**YOUR GOAL**
The entries below need to be written out exactly, with no pictures included.

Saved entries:
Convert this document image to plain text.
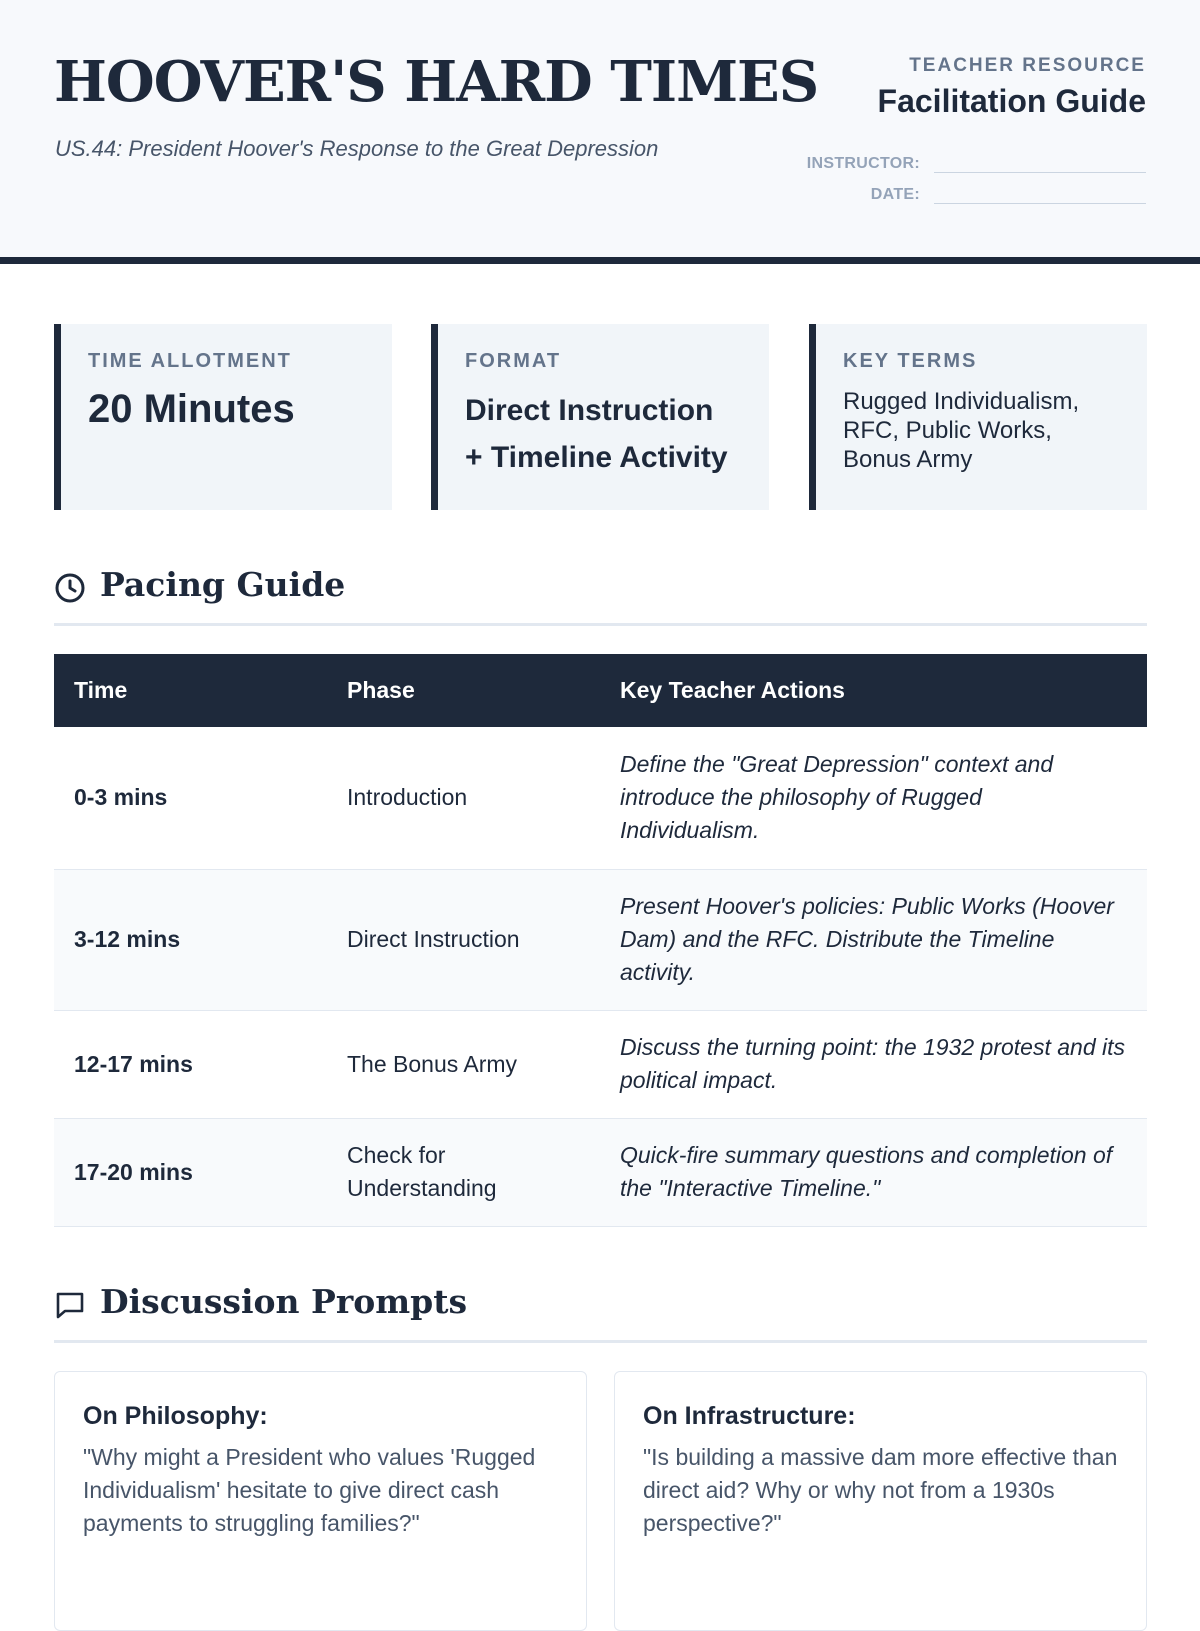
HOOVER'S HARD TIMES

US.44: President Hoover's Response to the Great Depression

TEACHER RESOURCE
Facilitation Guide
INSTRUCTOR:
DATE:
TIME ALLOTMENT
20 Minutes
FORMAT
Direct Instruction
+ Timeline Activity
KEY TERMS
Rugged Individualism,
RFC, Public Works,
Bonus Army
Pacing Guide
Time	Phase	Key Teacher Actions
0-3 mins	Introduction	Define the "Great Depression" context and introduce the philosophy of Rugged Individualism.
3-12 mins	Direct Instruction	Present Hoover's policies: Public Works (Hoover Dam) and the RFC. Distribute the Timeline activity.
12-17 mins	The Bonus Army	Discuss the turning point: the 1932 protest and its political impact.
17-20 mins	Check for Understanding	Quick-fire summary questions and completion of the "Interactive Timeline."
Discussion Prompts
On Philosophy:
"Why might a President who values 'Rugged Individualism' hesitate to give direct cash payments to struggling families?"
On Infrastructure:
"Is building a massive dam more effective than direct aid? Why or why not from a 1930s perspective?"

**SOLUTION**
Convert this document image to plain text.
HOOVER'S HARD TIMES

US.44: President Hoover's Response to the Great Depression

TEACHER RESOURCE
Facilitation Guide
INSTRUCTOR:
DATE:
TIME ALLOTMENT
20 Minutes
FORMAT
Direct Instruction
+ Timeline Activity
KEY TERMS
Rugged Individualism,
RFC, Public Works,
Bonus Army
Pacing Guide
Time	Phase	Key Teacher Actions
0-3 mins	Introduction	Define the "Great Depression" context and introduce the philosophy of Rugged Individualism.
3-12 mins	Direct Instruction	Present Hoover's policies: Public Works (Hoover Dam) and the RFC. Distribute the Timeline activity.
12-17 mins	The Bonus Army	Discuss the turning point: the 1932 protest and its political impact.
17-20 mins	Check for Understanding	Quick-fire summary questions and completion of the "Interactive Timeline."
Discussion Prompts
On Philosophy:
"Why might a President who values 'Rugged Individualism' hesitate to give direct cash payments to struggling families?"
On Infrastructure:
"Is building a massive dam more effective than direct aid? Why or why not from a 1930s perspective?"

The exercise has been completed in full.